## EXERCISE OBJECTIVE
Select each line where the word "text" appears.

## DATA
--- --- ---

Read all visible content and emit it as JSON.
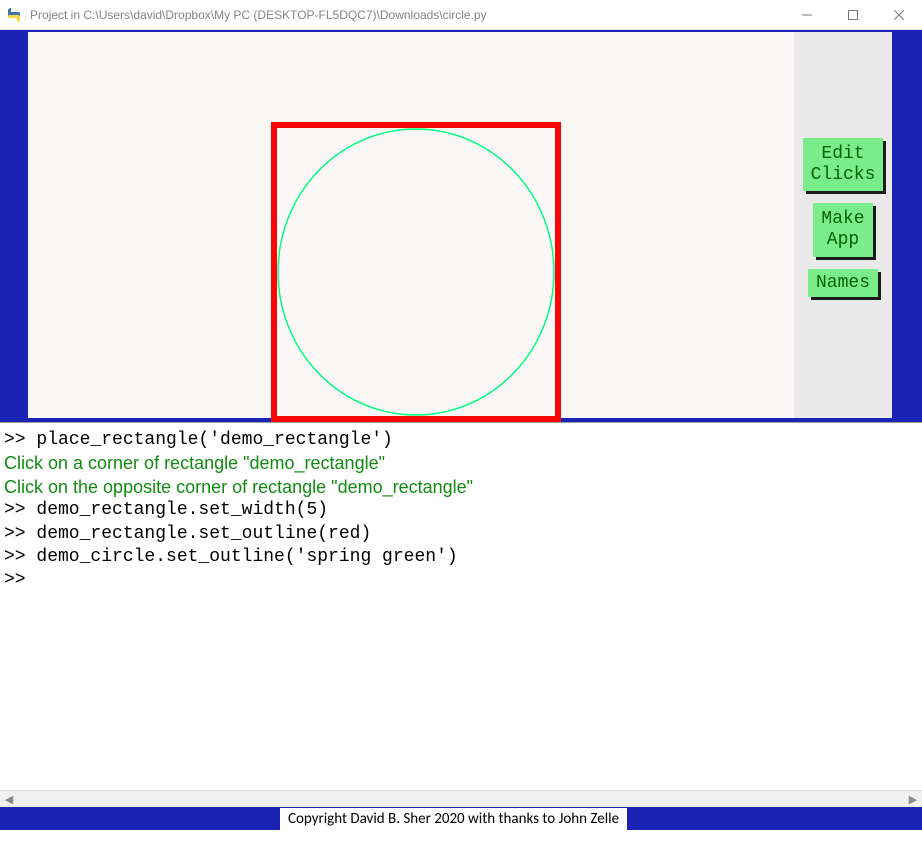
{
  "window": {
    "title": "Project in C:\\Users\\david\\Dropbox\\My PC (DESKTOP-FL5DQC7)\\Downloads\\circle.py"
  },
  "buttons": {
    "edit_clicks": "Edit\nClicks",
    "make_app": "Make\nApp",
    "names": "Names"
  },
  "shapes": {
    "rectangle": {
      "outline": "#f90606",
      "width": 5
    },
    "circle": {
      "outline": "#00ff7f"
    }
  },
  "console": {
    "lines": [
      {
        "kind": "cmd",
        "text": ">> place_rectangle('demo_rectangle')"
      },
      {
        "kind": "msg",
        "text": "Click on a corner of rectangle \"demo_rectangle\""
      },
      {
        "kind": "msg",
        "text": "Click on the opposite corner of rectangle \"demo_rectangle\""
      },
      {
        "kind": "cmd",
        "text": ">> demo_rectangle.set_width(5)"
      },
      {
        "kind": "cmd",
        "text": ">> demo_rectangle.set_outline(red)"
      },
      {
        "kind": "cmd",
        "text": ">> demo_circle.set_outline('spring green')"
      },
      {
        "kind": "cmd",
        "text": ">>"
      }
    ]
  },
  "footer": {
    "credit": "Copyright David B. Sher 2020 with thanks to John Zelle"
  }
}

--- --- ---

## FINAL RESULT
        "text": ">> place_rectangle('demo_rectangle')"
        "text": "Click on a corner of rectangle \"demo_rectangle\""
        "text": "Click on the opposite corner of rectangle \"demo_rectangle\""
        "text": ">> demo_rectangle.set_width(5)"
        "text": ">> demo_rectangle.set_outline(red)"
        "text": ">> demo_circle.set_outline('spring green')"
        "text": ">>"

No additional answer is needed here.